→ **Input material**
* * * * *

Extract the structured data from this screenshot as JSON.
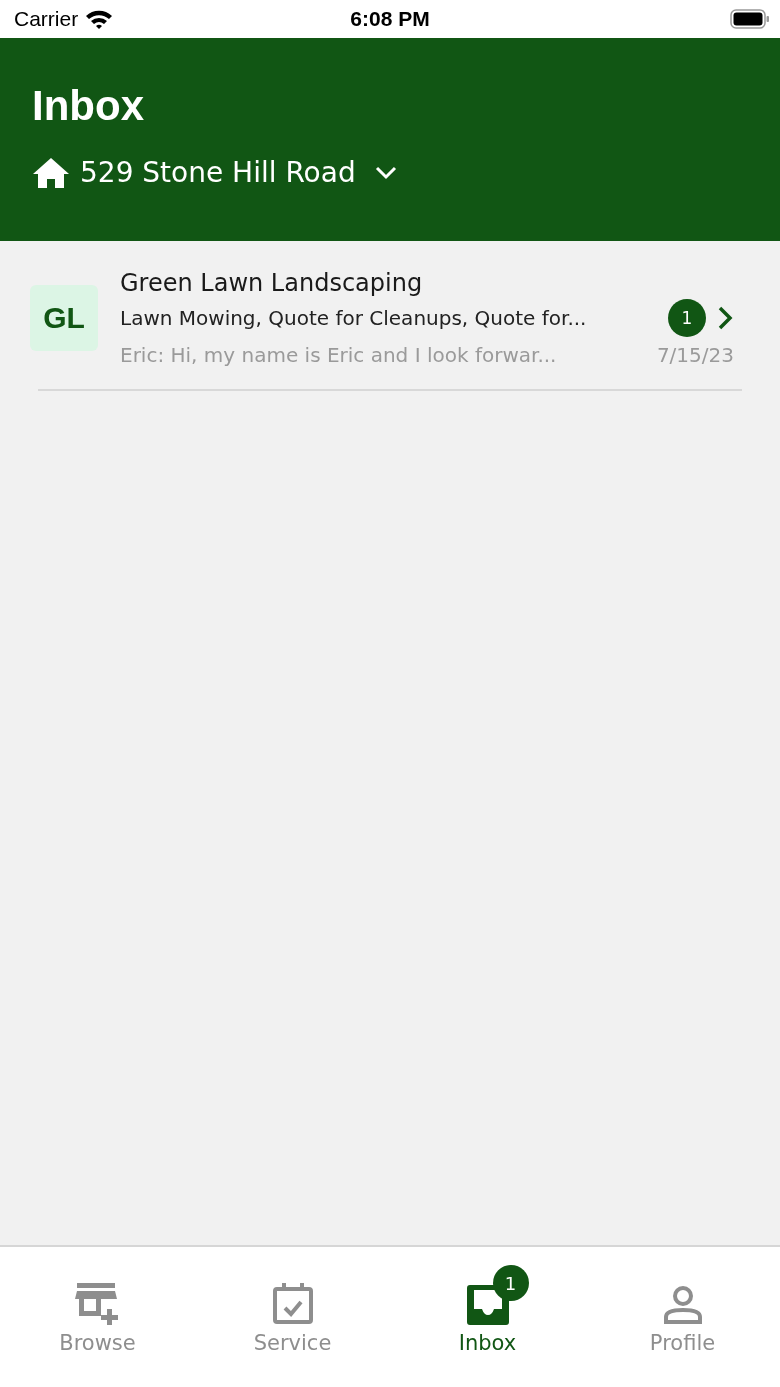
{
  "status_bar": {
    "carrier": "Carrier",
    "time": "6:08 PM"
  },
  "header": {
    "title": "Inbox",
    "address": "529 Stone Hill Road"
  },
  "conversations": [
    {
      "initials": "GL",
      "name": "Green Lawn Landscaping",
      "services": "Lawn Mowing, Quote for Cleanups, Quote for...",
      "preview": "Eric: Hi, my name is Eric and I look forwar...",
      "date": "7/15/23",
      "unread": "1"
    }
  ],
  "tabs": [
    {
      "kind": "browse",
      "label": "Browse",
      "selected": false
    },
    {
      "kind": "service",
      "label": "Service",
      "selected": false
    },
    {
      "kind": "inbox",
      "label": "Inbox",
      "selected": true,
      "badge": "1"
    },
    {
      "kind": "profile",
      "label": "Profile",
      "selected": false
    }
  ]
}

* * * * *

Pull out each line containing the word "label" and copy it.

→ **In response**
      "label": "Browse",
      "label": "Service",
      "label": "Inbox",
      "label": "Profile",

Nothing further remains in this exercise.